:: Raw data
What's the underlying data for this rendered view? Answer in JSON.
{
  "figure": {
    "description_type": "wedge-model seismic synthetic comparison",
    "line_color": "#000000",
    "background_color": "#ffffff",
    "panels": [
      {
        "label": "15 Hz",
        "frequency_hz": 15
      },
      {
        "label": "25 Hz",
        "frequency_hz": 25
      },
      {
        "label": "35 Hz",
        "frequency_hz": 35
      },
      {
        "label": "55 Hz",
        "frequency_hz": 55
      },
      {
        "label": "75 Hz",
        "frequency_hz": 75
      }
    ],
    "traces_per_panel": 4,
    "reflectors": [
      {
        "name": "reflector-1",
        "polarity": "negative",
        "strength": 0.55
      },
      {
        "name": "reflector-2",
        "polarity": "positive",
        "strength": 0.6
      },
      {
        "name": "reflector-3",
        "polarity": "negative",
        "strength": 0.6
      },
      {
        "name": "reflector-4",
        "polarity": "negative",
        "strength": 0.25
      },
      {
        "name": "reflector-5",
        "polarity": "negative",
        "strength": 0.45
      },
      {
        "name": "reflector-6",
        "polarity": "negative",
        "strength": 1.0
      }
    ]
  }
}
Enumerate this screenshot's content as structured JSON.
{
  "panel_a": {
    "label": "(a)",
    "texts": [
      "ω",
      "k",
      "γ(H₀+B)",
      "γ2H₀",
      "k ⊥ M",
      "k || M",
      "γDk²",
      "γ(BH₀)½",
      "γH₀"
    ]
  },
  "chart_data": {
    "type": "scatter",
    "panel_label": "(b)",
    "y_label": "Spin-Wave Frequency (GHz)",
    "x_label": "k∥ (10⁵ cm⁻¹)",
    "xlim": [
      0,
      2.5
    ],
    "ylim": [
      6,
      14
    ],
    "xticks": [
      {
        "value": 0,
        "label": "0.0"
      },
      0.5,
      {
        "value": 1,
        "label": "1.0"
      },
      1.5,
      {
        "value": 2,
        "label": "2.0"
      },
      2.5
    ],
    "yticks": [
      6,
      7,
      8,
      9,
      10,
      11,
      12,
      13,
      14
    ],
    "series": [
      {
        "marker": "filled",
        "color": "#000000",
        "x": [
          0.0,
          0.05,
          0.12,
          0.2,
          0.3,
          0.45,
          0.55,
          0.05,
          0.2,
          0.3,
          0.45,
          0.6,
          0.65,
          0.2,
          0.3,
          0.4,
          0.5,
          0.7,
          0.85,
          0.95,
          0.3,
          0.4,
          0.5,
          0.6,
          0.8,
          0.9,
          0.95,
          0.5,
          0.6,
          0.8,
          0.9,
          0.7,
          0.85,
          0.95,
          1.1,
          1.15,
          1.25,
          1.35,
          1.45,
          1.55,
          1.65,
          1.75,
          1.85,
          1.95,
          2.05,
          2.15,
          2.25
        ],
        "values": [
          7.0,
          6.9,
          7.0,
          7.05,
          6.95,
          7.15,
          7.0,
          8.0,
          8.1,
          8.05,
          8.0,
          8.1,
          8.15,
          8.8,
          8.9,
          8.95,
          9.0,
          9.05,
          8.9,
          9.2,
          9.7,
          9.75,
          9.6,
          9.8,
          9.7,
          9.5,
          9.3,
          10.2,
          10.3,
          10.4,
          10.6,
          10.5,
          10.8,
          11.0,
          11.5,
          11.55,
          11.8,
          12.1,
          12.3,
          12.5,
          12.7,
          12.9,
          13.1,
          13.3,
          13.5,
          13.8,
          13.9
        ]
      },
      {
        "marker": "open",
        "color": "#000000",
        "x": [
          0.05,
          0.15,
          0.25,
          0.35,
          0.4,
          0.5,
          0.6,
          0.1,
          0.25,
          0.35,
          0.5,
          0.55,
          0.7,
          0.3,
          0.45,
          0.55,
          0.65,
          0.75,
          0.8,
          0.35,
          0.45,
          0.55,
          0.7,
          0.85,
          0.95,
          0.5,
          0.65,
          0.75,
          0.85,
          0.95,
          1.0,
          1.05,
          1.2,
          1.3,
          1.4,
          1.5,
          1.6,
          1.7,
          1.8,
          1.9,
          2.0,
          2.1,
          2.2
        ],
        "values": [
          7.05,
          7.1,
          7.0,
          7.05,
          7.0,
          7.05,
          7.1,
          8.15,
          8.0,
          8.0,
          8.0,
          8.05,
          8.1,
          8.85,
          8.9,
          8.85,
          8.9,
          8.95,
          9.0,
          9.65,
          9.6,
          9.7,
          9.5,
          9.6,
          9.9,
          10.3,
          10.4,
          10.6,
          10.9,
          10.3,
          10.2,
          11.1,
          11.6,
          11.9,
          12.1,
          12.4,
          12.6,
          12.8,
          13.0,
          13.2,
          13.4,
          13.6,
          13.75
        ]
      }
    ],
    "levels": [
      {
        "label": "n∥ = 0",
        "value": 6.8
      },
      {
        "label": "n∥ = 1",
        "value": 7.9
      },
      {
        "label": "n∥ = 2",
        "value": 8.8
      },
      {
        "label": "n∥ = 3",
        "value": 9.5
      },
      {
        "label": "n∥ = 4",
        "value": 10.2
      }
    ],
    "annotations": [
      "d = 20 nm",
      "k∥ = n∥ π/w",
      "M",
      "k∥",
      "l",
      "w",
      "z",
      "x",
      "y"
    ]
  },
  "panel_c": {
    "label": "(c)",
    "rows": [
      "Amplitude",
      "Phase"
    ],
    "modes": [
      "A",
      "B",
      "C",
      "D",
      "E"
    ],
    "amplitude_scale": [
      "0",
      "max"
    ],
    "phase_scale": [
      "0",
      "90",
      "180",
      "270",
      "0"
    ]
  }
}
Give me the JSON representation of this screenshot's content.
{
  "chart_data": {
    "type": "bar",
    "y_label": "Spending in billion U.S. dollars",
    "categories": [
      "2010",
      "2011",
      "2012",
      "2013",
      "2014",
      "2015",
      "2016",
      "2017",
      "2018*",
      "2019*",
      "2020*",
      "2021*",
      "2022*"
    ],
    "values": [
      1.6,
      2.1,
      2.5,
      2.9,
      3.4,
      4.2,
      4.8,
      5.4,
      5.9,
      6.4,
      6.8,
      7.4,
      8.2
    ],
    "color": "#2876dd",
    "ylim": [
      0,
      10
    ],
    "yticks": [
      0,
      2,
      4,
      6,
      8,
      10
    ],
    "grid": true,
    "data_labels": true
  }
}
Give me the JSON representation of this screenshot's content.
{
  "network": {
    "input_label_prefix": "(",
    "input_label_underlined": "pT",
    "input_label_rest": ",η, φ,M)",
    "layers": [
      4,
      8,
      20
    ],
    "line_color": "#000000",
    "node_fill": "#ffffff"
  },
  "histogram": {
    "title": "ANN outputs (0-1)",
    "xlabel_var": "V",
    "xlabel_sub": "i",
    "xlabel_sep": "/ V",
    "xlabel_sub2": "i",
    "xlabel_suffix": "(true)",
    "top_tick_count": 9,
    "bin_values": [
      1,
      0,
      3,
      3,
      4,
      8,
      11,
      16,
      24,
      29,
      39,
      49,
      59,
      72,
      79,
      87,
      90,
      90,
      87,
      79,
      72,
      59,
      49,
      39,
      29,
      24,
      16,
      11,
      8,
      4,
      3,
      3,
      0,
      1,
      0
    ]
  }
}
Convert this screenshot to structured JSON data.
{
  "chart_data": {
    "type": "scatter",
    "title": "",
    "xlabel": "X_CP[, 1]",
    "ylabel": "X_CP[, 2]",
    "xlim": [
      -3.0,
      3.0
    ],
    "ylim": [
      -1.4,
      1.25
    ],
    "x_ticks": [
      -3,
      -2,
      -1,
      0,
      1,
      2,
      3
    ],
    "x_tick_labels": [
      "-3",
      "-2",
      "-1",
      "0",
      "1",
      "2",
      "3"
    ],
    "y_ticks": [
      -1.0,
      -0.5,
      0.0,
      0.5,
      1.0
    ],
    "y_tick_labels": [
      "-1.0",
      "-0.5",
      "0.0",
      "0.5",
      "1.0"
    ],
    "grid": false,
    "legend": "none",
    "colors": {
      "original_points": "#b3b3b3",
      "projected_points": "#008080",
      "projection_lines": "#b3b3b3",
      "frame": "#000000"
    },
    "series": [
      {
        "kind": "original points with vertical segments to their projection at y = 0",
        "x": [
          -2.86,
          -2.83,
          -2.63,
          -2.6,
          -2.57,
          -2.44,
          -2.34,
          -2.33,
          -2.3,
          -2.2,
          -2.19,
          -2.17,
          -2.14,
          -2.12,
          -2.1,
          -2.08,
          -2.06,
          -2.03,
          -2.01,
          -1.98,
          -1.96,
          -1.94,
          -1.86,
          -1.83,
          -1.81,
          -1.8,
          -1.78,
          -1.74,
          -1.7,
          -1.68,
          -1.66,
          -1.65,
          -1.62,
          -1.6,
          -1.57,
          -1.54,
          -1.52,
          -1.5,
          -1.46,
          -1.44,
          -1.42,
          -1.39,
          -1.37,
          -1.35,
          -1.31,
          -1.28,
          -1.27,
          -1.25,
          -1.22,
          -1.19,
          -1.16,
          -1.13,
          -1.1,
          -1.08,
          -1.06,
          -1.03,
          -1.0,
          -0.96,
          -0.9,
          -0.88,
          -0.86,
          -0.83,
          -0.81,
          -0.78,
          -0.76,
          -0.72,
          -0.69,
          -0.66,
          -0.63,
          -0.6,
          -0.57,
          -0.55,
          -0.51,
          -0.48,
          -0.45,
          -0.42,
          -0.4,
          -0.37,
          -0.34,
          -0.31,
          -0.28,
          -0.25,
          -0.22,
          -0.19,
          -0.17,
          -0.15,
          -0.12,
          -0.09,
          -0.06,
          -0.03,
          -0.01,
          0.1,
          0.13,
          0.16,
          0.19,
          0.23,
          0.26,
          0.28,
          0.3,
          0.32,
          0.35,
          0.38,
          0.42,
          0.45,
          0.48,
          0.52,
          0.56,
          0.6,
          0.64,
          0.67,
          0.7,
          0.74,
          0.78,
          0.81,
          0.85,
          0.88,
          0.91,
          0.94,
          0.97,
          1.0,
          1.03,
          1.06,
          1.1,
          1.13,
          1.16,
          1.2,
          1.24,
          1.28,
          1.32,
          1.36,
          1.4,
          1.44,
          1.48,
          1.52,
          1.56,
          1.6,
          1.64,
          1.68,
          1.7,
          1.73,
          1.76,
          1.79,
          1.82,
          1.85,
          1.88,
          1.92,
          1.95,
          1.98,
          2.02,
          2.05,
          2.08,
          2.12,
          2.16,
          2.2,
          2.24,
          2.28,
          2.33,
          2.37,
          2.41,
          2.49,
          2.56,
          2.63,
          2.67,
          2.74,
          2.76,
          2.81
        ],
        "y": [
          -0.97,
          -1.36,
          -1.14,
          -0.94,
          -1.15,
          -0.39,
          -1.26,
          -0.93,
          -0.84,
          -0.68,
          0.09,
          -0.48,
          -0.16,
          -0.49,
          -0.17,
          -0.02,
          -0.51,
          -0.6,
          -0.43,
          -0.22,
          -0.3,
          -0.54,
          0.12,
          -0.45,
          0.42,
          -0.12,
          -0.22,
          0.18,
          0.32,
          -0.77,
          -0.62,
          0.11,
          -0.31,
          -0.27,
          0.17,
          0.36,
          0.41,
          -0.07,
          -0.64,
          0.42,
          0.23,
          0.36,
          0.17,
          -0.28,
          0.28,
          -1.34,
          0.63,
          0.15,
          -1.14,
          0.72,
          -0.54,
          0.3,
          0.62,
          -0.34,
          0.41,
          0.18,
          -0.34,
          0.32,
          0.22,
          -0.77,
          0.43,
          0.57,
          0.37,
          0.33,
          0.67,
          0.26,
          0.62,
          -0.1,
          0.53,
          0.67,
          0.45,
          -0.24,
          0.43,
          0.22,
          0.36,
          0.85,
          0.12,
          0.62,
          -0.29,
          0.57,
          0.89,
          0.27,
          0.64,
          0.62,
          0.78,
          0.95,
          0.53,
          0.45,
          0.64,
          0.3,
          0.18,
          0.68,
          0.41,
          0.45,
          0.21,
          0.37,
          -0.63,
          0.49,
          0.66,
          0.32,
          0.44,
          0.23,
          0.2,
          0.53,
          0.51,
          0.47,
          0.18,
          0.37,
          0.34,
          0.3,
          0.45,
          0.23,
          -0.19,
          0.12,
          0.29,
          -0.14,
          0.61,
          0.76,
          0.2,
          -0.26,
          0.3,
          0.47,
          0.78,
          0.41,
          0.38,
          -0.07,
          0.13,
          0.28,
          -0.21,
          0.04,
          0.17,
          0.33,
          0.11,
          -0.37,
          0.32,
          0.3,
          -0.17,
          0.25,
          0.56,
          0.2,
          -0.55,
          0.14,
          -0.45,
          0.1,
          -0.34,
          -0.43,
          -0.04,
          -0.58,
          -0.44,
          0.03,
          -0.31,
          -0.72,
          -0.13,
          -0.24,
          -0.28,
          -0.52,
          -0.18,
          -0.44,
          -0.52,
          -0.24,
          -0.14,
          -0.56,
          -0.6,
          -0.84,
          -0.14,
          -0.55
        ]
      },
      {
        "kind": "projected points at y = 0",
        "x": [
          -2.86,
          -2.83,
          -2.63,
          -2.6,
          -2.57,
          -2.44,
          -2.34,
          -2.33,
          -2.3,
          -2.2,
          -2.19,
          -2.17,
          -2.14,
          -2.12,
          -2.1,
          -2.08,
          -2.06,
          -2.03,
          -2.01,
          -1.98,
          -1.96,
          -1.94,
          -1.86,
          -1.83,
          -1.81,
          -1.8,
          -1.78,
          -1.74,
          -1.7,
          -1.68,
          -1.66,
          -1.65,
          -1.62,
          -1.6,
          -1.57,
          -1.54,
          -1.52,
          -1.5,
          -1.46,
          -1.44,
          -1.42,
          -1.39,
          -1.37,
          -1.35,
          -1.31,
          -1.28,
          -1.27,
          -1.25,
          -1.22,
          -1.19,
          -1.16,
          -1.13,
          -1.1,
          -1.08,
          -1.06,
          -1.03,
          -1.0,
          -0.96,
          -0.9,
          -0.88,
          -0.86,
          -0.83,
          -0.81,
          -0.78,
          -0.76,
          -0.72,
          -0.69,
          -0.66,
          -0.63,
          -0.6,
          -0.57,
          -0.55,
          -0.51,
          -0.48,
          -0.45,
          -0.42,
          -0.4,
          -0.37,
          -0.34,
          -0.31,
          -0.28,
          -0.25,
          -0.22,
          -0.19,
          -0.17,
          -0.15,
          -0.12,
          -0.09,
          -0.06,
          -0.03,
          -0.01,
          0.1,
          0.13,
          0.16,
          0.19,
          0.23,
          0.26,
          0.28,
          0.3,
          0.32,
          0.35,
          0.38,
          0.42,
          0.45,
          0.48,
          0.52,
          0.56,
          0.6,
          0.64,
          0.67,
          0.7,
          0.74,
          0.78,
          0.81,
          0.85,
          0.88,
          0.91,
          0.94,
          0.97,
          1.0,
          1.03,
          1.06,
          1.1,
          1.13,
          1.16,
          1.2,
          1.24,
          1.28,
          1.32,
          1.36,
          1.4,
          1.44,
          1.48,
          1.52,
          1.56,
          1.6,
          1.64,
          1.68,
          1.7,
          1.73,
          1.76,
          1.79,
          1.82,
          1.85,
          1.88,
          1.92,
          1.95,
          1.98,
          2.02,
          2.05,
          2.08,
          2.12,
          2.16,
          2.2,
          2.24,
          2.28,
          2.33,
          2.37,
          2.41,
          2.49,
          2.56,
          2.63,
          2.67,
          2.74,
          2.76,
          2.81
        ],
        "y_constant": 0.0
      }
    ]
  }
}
::::
▸ **Given exercise**
Find how many lines hold the string "strength", and state that number alone.

▸ **The answer**
6